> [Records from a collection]
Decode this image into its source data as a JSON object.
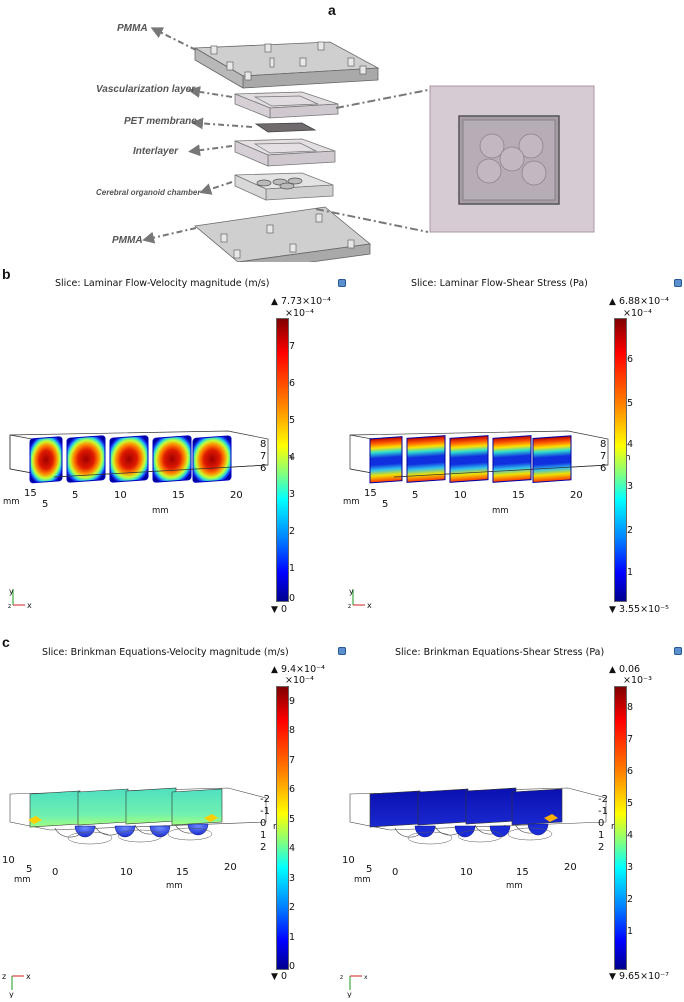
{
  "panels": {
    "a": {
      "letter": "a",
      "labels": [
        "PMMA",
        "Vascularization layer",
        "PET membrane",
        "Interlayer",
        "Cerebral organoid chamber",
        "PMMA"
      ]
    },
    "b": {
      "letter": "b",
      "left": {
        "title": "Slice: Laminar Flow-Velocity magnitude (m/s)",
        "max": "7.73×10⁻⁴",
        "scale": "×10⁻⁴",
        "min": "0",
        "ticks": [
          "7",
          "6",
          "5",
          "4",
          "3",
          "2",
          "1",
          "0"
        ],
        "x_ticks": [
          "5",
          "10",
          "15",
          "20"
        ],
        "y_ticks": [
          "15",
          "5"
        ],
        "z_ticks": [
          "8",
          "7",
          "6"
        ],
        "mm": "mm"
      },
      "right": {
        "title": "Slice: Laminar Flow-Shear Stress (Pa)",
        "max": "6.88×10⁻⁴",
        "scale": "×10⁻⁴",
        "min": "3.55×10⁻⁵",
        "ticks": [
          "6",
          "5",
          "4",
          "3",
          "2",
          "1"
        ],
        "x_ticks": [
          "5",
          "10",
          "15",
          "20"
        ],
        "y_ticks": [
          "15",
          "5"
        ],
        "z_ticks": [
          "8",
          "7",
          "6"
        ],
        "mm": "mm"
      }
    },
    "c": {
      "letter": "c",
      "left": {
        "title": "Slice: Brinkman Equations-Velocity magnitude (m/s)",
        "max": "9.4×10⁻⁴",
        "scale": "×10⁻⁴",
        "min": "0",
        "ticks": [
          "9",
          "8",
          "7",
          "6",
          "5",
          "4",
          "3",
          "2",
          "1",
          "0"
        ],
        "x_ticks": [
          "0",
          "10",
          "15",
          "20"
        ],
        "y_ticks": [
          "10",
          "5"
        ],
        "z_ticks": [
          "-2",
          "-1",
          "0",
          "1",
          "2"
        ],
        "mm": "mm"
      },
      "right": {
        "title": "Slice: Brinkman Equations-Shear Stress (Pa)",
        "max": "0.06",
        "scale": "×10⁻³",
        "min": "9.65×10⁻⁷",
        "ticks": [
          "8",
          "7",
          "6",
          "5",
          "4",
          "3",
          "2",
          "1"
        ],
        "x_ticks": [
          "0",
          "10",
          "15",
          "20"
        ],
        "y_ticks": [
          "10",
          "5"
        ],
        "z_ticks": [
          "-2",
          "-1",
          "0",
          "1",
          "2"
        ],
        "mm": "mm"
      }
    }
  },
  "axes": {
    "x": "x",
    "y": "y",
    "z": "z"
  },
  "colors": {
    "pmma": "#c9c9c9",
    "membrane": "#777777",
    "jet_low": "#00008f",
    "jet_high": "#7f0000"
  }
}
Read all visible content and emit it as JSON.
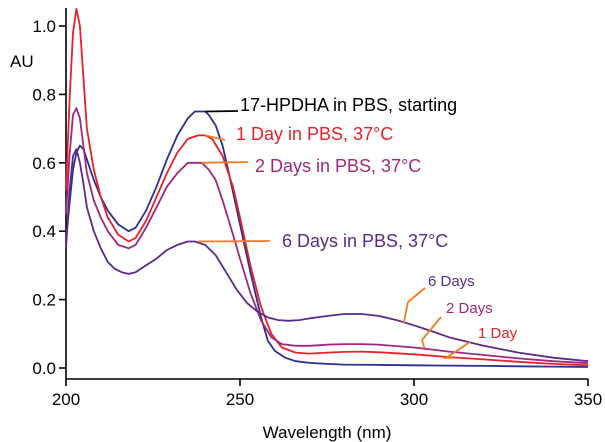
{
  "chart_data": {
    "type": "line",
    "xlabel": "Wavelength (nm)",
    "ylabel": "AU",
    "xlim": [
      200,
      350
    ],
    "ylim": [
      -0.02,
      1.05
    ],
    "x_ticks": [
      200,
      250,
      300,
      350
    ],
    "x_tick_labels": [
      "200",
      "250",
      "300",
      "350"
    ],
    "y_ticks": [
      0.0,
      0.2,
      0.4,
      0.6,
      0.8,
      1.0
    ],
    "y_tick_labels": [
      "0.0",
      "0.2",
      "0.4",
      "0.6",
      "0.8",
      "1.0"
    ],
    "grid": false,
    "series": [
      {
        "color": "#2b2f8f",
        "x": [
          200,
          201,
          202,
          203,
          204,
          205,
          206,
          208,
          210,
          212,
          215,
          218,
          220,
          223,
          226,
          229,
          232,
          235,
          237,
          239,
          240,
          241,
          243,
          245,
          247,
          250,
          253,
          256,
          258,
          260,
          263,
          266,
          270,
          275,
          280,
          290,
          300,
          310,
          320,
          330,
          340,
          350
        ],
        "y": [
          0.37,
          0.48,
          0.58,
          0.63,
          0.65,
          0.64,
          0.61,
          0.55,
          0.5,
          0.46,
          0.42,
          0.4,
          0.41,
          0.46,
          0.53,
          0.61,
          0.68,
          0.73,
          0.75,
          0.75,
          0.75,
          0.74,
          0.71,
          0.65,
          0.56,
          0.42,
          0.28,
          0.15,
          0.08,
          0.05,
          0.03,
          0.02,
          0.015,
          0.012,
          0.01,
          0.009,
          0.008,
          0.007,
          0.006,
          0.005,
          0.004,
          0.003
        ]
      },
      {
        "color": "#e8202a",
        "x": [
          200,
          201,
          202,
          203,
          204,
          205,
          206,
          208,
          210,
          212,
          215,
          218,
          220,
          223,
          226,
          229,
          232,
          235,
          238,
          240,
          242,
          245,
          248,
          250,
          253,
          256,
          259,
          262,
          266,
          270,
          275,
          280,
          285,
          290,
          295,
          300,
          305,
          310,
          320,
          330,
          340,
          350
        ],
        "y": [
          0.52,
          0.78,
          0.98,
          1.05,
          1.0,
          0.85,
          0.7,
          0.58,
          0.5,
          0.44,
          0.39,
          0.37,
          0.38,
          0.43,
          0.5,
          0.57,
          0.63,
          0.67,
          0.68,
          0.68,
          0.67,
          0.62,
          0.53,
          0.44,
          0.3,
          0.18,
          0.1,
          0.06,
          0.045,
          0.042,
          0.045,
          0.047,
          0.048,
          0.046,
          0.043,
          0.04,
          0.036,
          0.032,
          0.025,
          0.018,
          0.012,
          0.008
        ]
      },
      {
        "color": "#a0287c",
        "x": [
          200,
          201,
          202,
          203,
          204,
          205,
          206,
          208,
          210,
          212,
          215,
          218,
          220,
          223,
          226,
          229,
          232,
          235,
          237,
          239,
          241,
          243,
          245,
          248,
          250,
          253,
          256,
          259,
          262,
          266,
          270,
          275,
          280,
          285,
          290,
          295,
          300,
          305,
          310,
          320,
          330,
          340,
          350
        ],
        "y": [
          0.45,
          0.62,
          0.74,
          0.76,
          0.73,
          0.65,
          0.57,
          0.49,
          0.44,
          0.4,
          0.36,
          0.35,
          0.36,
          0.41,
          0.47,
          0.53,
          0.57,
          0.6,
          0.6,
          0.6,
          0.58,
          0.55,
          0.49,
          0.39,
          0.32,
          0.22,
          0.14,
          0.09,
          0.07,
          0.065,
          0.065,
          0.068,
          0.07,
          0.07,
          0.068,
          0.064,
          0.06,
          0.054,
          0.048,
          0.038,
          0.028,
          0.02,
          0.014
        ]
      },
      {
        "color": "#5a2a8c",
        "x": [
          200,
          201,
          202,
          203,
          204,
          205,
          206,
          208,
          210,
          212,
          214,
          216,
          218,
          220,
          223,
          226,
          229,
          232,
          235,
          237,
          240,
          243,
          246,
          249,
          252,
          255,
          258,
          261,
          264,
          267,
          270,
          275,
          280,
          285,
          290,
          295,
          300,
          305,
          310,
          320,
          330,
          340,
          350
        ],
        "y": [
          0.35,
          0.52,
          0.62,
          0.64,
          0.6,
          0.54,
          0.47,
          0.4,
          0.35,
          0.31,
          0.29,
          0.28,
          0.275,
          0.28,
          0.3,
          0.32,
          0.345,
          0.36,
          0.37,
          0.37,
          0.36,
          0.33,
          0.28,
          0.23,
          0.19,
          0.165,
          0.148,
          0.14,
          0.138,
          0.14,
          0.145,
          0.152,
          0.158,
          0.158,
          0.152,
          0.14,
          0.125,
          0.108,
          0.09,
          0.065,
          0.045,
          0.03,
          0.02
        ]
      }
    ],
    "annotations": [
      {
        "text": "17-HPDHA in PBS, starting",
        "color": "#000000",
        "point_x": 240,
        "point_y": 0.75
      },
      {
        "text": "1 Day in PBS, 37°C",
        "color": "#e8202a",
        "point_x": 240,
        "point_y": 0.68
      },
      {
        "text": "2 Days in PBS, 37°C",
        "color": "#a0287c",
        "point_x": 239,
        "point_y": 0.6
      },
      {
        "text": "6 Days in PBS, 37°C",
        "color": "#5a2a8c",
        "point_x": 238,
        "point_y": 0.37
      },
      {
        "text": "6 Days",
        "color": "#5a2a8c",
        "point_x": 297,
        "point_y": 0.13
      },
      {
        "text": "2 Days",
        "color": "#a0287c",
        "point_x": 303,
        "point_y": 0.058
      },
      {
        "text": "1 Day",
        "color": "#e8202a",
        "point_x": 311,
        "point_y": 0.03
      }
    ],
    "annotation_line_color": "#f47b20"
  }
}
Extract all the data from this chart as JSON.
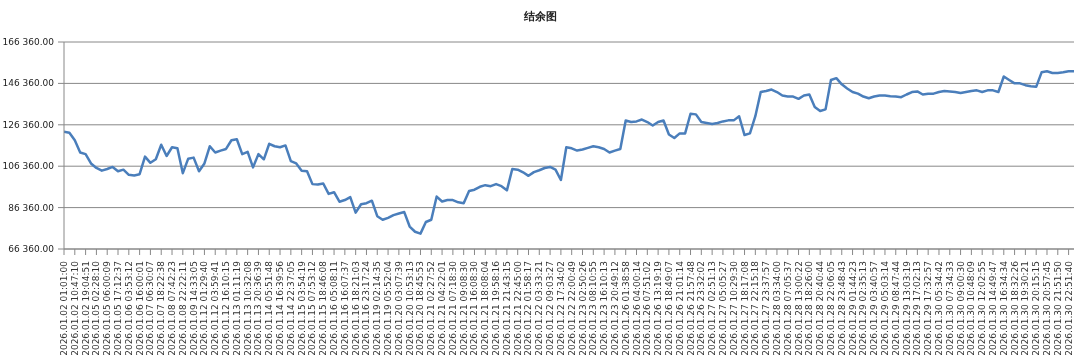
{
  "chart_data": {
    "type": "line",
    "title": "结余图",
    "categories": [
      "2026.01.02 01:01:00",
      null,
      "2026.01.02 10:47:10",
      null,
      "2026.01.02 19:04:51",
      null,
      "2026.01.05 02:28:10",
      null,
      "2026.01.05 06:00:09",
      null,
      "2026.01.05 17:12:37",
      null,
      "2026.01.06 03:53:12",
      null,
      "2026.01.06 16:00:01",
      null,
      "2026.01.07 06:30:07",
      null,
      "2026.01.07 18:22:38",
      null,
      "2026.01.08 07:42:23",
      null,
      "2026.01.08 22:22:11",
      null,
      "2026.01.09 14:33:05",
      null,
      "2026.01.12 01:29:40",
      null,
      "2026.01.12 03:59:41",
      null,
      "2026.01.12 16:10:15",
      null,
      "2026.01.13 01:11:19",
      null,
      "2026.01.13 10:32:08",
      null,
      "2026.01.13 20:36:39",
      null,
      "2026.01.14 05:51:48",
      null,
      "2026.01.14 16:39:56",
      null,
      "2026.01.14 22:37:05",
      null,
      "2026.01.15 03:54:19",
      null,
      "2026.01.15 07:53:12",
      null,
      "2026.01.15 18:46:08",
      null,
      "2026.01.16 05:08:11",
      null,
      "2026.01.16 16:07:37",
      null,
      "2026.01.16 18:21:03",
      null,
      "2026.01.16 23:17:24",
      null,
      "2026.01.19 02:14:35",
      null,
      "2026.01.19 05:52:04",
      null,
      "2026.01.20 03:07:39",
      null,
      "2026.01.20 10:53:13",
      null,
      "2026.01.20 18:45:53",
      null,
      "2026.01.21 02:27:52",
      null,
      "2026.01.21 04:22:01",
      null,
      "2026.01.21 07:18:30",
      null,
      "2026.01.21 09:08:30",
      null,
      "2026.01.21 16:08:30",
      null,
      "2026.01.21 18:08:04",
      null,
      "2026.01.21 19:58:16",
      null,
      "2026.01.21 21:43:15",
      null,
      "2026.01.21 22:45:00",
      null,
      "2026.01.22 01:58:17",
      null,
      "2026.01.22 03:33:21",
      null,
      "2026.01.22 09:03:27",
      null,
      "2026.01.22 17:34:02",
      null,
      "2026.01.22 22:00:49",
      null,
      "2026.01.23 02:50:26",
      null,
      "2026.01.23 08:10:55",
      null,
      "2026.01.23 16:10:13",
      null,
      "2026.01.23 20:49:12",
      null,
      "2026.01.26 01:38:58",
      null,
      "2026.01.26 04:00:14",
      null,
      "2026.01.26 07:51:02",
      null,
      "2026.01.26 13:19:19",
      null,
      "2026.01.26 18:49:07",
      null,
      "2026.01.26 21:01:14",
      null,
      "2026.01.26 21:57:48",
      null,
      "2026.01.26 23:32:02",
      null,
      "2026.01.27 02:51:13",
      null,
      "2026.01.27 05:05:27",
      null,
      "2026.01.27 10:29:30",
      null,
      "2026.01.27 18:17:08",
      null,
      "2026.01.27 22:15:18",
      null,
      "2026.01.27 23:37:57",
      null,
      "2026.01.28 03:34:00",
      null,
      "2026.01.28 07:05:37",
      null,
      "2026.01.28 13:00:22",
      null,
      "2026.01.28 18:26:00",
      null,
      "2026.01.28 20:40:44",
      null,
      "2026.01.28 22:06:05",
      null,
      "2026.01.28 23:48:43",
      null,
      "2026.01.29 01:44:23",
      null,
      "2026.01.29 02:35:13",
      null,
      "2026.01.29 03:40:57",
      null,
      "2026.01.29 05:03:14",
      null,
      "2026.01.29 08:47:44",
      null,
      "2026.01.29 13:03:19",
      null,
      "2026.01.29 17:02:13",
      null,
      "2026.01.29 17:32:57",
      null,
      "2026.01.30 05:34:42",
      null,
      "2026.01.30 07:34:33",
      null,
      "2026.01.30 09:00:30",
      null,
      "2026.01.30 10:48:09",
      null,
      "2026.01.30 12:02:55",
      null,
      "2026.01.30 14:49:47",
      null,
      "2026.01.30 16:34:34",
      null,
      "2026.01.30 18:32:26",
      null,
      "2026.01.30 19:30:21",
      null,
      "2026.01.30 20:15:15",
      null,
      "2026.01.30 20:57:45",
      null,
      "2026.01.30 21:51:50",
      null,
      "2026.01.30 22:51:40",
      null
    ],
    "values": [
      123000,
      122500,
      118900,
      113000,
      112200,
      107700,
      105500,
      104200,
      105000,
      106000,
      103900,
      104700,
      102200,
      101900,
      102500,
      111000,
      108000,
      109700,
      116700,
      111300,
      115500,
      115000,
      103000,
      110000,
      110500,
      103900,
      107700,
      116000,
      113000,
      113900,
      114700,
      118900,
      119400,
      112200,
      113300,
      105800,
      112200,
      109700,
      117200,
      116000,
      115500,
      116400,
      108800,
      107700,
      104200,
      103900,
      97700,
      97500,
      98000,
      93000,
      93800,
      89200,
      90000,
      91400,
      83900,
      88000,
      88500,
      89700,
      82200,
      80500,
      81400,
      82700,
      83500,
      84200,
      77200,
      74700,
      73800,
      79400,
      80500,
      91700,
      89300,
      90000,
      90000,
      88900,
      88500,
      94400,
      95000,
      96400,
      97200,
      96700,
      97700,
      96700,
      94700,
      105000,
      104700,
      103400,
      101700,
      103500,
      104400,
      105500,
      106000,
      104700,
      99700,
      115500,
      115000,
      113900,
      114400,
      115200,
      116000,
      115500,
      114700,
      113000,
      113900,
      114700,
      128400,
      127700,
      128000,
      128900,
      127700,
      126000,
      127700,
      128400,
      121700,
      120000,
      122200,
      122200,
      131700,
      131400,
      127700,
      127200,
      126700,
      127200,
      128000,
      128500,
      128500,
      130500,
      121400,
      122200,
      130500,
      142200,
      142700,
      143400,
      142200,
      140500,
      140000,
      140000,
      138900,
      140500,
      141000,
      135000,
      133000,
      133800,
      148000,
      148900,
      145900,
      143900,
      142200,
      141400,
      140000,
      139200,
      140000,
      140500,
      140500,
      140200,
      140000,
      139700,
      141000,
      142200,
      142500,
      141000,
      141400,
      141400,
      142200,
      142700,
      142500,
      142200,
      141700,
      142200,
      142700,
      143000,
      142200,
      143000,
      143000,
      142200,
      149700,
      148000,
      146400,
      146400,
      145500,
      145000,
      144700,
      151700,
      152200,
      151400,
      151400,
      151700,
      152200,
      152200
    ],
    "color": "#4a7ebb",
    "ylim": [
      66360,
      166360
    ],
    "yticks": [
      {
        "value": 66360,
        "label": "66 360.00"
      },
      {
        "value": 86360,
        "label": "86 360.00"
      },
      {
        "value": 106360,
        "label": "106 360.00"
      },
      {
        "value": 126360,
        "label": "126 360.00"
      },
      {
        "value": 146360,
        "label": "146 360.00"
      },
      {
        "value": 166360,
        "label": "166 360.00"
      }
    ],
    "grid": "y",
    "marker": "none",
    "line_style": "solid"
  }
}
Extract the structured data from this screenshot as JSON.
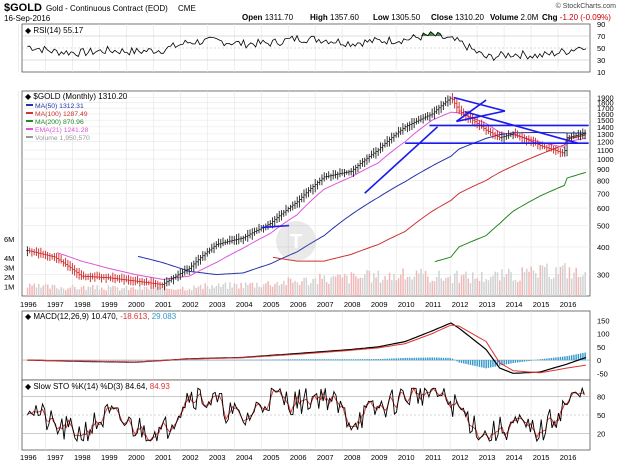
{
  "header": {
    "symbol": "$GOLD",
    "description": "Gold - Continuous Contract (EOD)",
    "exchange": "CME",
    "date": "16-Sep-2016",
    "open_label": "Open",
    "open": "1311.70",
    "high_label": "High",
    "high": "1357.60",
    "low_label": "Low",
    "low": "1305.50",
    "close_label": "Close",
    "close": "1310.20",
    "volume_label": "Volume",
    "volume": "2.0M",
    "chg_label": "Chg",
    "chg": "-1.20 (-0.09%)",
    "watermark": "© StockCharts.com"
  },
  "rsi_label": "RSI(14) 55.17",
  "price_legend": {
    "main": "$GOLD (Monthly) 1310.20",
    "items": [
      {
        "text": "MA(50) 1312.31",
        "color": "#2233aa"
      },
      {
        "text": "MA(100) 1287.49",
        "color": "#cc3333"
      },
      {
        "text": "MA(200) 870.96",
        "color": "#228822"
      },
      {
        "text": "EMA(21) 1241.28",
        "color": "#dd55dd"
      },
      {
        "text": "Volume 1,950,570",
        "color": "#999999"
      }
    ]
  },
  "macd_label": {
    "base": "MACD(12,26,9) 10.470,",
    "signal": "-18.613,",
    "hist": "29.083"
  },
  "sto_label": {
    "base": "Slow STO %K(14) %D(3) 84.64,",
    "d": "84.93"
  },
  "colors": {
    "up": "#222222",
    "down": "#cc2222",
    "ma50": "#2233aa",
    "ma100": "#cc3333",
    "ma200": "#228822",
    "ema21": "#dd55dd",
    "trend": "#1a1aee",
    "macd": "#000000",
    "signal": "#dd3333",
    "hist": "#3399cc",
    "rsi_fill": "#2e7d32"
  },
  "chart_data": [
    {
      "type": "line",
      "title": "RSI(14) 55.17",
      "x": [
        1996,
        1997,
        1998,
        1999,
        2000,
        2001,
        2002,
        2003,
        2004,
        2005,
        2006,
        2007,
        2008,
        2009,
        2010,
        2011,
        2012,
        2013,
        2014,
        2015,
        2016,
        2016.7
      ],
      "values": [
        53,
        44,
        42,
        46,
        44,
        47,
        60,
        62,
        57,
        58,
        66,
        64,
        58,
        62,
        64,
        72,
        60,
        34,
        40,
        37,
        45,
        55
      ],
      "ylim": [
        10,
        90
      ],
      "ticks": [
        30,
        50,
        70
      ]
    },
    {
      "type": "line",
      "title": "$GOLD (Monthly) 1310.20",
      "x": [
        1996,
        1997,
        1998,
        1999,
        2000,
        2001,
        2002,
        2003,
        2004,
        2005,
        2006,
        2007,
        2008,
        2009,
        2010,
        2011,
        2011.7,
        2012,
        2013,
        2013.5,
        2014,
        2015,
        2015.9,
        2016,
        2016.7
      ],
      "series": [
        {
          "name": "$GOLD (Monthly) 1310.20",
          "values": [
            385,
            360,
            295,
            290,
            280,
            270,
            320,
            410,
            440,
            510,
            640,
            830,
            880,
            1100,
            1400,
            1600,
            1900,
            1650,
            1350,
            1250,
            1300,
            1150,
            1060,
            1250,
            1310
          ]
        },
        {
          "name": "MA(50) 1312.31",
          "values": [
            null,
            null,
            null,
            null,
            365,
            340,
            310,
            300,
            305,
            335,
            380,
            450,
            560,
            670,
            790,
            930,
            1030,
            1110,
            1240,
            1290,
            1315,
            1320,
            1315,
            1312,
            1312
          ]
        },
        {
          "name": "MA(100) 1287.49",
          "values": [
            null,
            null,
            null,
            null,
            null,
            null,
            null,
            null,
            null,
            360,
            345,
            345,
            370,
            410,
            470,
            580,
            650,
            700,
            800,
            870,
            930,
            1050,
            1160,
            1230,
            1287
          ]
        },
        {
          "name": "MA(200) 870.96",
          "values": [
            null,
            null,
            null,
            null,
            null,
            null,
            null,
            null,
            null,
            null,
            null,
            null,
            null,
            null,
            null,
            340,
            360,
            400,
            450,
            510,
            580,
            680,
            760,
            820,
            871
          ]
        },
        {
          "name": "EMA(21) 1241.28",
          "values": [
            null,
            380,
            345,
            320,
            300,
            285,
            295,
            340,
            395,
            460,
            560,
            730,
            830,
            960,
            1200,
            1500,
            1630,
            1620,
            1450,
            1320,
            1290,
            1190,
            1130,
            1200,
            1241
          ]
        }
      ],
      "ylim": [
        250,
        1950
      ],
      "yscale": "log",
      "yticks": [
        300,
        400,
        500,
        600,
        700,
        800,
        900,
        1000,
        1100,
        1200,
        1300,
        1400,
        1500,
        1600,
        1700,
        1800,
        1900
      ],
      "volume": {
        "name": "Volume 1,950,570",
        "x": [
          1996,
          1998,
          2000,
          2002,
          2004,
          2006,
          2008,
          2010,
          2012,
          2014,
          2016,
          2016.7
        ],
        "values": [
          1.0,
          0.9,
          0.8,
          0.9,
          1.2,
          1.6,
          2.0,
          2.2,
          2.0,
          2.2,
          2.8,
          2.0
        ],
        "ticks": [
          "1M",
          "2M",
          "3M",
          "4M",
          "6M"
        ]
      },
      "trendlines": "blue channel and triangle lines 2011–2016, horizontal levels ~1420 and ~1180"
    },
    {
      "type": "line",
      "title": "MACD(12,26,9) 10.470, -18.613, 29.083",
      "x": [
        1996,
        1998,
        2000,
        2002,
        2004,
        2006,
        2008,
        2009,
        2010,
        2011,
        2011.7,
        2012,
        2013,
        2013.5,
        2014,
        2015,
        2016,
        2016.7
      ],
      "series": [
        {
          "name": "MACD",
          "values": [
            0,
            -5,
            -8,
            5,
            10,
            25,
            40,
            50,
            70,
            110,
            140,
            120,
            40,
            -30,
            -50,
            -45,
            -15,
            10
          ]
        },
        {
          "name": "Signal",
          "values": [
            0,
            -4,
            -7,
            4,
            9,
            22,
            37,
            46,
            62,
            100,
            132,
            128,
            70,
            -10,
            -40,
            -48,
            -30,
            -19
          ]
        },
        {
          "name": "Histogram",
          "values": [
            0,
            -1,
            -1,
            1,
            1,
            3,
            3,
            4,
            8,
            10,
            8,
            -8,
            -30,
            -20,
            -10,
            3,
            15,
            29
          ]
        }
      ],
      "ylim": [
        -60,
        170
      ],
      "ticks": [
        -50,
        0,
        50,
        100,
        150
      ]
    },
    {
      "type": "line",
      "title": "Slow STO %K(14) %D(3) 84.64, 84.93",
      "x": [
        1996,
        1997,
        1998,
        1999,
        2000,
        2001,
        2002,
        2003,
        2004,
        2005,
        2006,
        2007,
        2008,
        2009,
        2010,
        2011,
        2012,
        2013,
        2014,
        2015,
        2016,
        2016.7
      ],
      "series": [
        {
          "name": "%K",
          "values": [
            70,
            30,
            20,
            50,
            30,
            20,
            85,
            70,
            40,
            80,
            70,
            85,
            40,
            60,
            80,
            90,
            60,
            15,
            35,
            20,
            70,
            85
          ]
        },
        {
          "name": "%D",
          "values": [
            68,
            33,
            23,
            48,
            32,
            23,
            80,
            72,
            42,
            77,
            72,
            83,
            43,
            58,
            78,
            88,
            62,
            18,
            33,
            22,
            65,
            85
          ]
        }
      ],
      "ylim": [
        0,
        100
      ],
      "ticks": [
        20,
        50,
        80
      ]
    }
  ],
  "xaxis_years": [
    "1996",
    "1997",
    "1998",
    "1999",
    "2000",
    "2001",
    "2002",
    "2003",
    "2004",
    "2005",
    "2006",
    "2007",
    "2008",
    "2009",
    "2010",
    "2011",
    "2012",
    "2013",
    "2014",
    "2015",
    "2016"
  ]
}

> [What you should do] Check every line of the material for the string "this" and give the number of lines that have it, without anything else.

> [Written solution] 3